**TEXT SEGMENT**.
-- BEGIN --
Stupid command-line trick: Counting the number of lines in stdin


On unix, you can use wc -l to count the number of lines in stdin. Windows doesn't come with wc, but there's a sneaky way to count the number of lines anyway:

some-command-that-generates-output | find /c /v ""

It is a special quirk of the find command that the null string is treated as never matching. The /v flag reverses the sense of the test, so now it matches everything. And the /c flag returns the count.

It's pretty convoluted, but it does work.

(Remember, I provide the occasional tip on batch file programming as a public service to those forced to endure it, not as an endorsement of batch file programming.)

Now come da history: Why does the find command say that a null string matches nothing? Mathematically, the null string is a substring of every string, so it should be that if you search for the null string, it matches everything. The reason dates back to the original MS-DOS version of find.exe, which according to the comments appears to have been written in 1982. And back then, pretty much all of MS-DOS was written in assembly language. (If you look at your old MS-DOS floppies, you'll find that find.exe is under 7KB in size.) Here is the relevant code, though I've done some editing to get rid of distractions like DBCS support.

        mov     dx,st_length            ;length of the string arg.
        dec     dx                      ;adjust for later use
        mov     di, line_buffer
lop:
        inc     dx
        mov     si,offset st_buffer     ;pointer to beg. of string argument

comp_next_char:
        lodsb
        cmp     al,byte ptr [di]
        jnz     no_match

        dec     dx
        jz      a_matchk                ; no chars left: a match!
        call    next_char               ; updates di
        jc      no_match                ; end of line reached
        jmp     comp_next_char          ; loop if chars left in arg.
-- END --
**DATASET EXCERPT**.
-- BEGIN --
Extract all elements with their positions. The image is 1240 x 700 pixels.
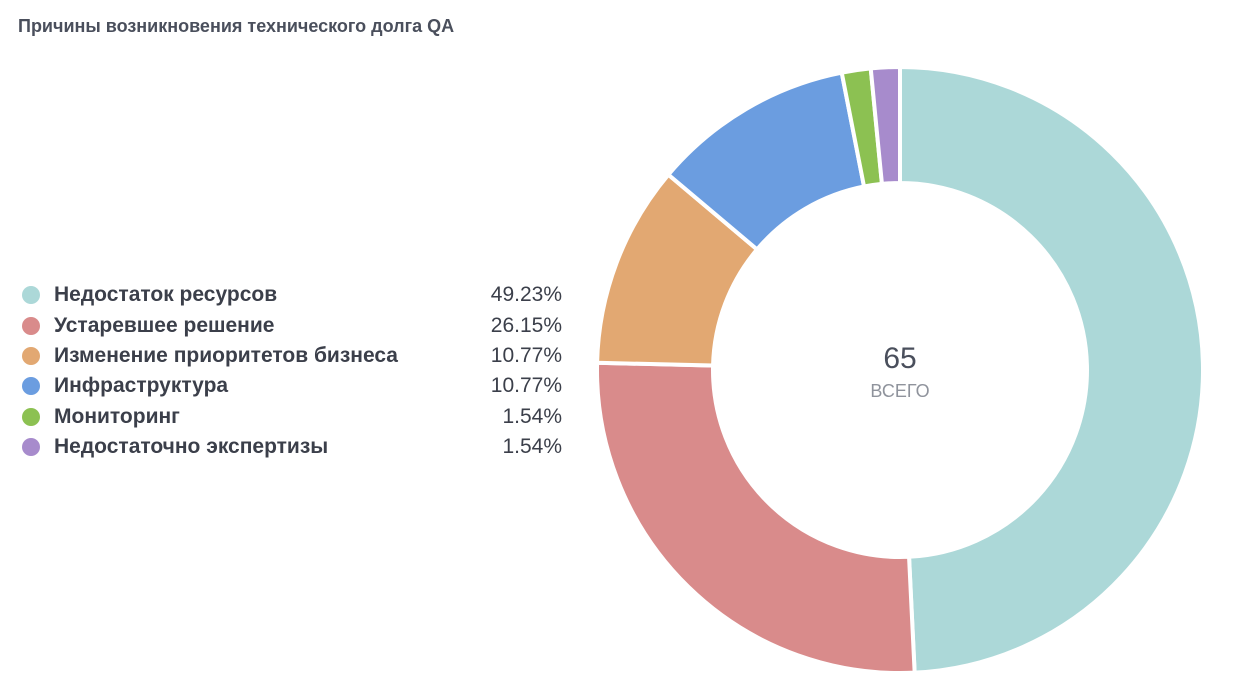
-- END --
**TASKS TO COMPLETE**.
[1] Answer these questions about the line-counting post above:
(a) What does the /v flag do in the find command?
(b) According to the comments, in what year does the original MS-DOS find.exe appear to have been written?
(c) How large is find.exe on old MS-DOS floppies?
[2] Please transcribe the part of the line-counting post that opens with the words containing "It is a special" and closes with "batch file programming.)".

**FINAL RESULTS**.
[1]
(a) It reverses the sense of the test, so the command matches everything.
(b) 1982.
(c) Under 7KB.

[2]
It is a special quirk of the find command that the null string is treated as never matching. The /v flag reverses the sense of the test, so now it matches everything. And the /c flag returns the count.

It's pretty convoluted, but it does work.

(Remember, I provide the occasional tip on batch file programming as a public service to those forced to endure it, not as an endorsement of batch file programming.)